--- begin RECORDS SUPPLIED ---

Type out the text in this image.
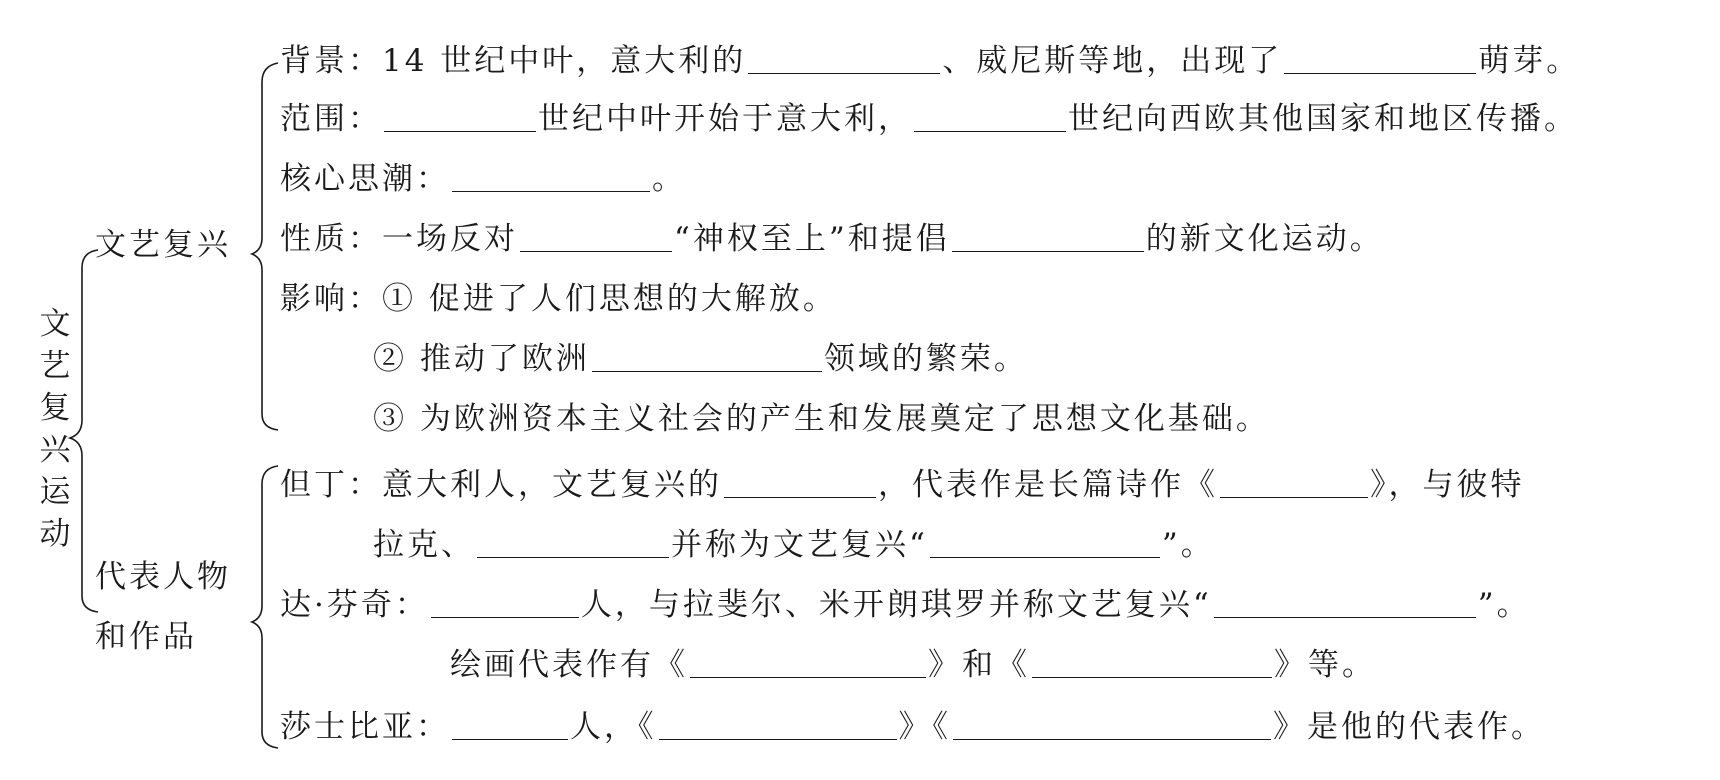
文
艺
复
兴
运
动
文艺复兴
代表人物
和作品
背景： 14 世纪中叶，意大利的	、威尼斯等地，出现了	萌芽。
范围：	世纪中叶开始于意大利，	世纪向西欧其他国家和地区传播。
核心思潮：	。
性质： 一场反对	“神权至上”和提倡	的新文化运动。
影响： ① 促进了人们思想的大解放。
② 推动了欧洲	领域的繁荣。
③ 为欧洲资本主义社会的产生和发展奠定了思想文化基础。
但丁： 意大利人，文艺复兴的	，代表作是长篇诗作《	》，与彼特
拉克、	并称为文艺复兴“	”。
达·芬奇：	人，与拉斐尔、米开朗琪罗并称文艺复兴“	”。
绘画代表作有《	》和《	》等。
莎士比亚：	人，《	》《	》是他的代表作。
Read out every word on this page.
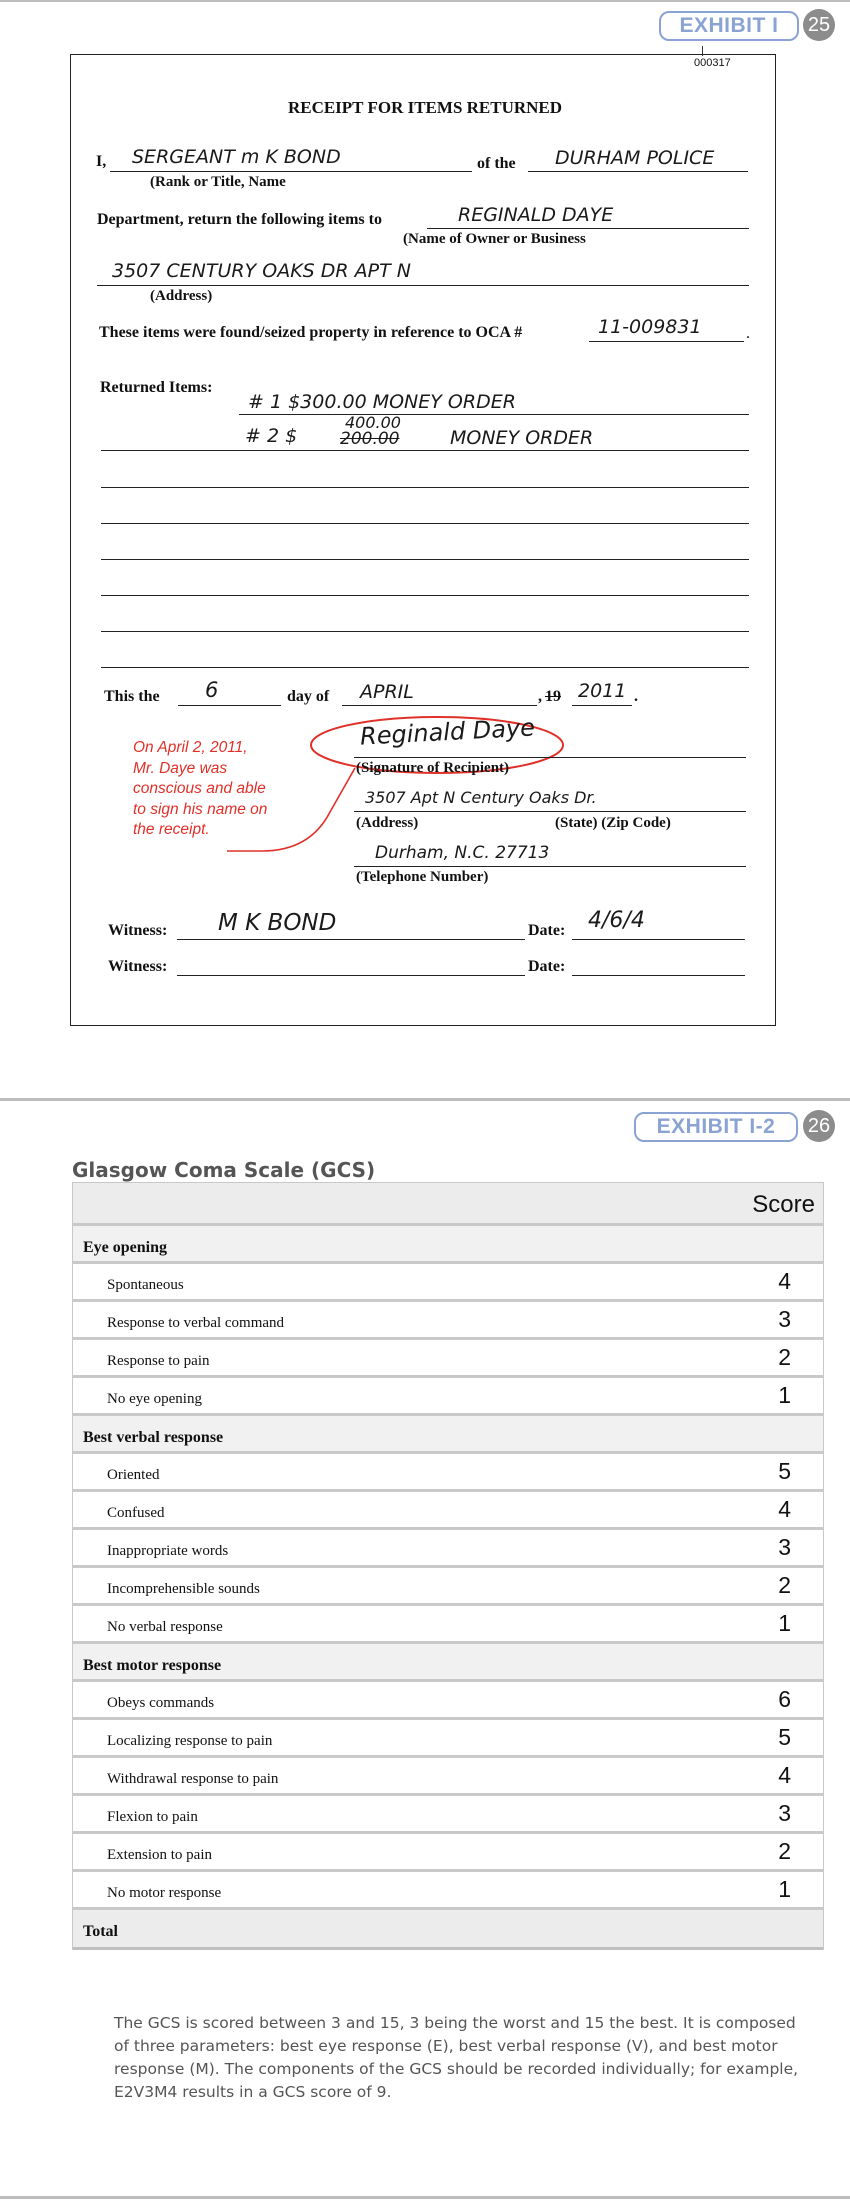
EXHIBIT I	25
000317
RECEIPT FOR ITEMS RETURNED
I, SERGEANT m K BOND	of the DURHAM POLICE
(Rank or Title, Name
Department, return the following items to	REGINALD DAYE
(Name of Owner or Business
3507 CENTURY OAKS DR APT N
(Address)
These items were found/seized property in reference to OCA #	11-009831	.
Returned Items:
# 1 $300.00 MONEY ORDER
# 2 $	200.00
400.00
MONEY ORDER
This the 6	day of APRIL	, 19 2011 .
On April 2, 2011, Mr. Daye was conscious and able to sign his name on the receipt.
Reginald Daye
(Signature of Recipient)
3507 Apt N Century Oaks Dr.
(Address)	(State) (Zip Code)
Durham, N.C. 27713
(Telephone Number)
Witness: M K BOND	Date: 4/6/4
Witness:	Date:
EXHIBIT I-2	26
Glasgow Coma Scale (GCS)
Score
Eye opening
Spontaneous	4
Response to verbal command	3
Response to pain	2
No eye opening	1
Best verbal response
Oriented	5
Confused	4
Inappropriate words	3
Incomprehensible sounds	2
No verbal response	1
Best motor response
Obeys commands	6
Localizing response to pain	5
Withdrawal response to pain	4
Flexion to pain	3
Extension to pain	2
No motor response	1
Total
The GCS is scored between 3 and 15, 3 being the worst and 15 the best. It is composed of three parameters: best eye response (E), best verbal response (V), and best motor response (M). The components of the GCS should be recorded individually; for example, E2V3M4 results in a GCS score of 9.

--- end RECORDS SUPPLIED ---

Up to and including the last line of the listing, starting at the line with "Read out every word on this page.", extract every line exactly and leave out the pictures.

Read out every word on this page.
EXHIBIT I	25
000317
RECEIPT FOR ITEMS RETURNED
I, SERGEANT m K BOND	of the DURHAM POLICE
(Rank or Title, Name
Department, return the following items to	REGINALD DAYE
(Name of Owner or Business
3507 CENTURY OAKS DR APT N
(Address)
These items were found/seized property in reference to OCA #	11-009831	.
Returned Items:
# 1 $300.00 MONEY ORDER
# 2 $	200.00
400.00
MONEY ORDER
This the 6	day of APRIL	, 19 2011 .
On April 2, 2011, Mr. Daye was conscious and able to sign his name on the receipt.
Reginald Daye
(Signature of Recipient)
3507 Apt N Century Oaks Dr.
(Address)	(State) (Zip Code)
Durham, N.C. 27713
(Telephone Number)
Witness: M K BOND	Date: 4/6/4
Witness:	Date:
EXHIBIT I-2	26
Glasgow Coma Scale (GCS)
Score
Eye opening
Spontaneous	4
Response to verbal command	3
Response to pain	2
No eye opening	1
Best verbal response
Oriented	5
Confused	4
Inappropriate words	3
Incomprehensible sounds	2
No verbal response	1
Best motor response
Obeys commands	6
Localizing response to pain	5
Withdrawal response to pain	4
Flexion to pain	3
Extension to pain	2
No motor response	1
Total
The GCS is scored between 3 and 15, 3 being the worst and 15 the best. It is composed of three parameters: best eye response (E), best verbal response (V), and best motor response (M). The components of the GCS should be recorded individually; for example, E2V3M4 results in a GCS score of 9.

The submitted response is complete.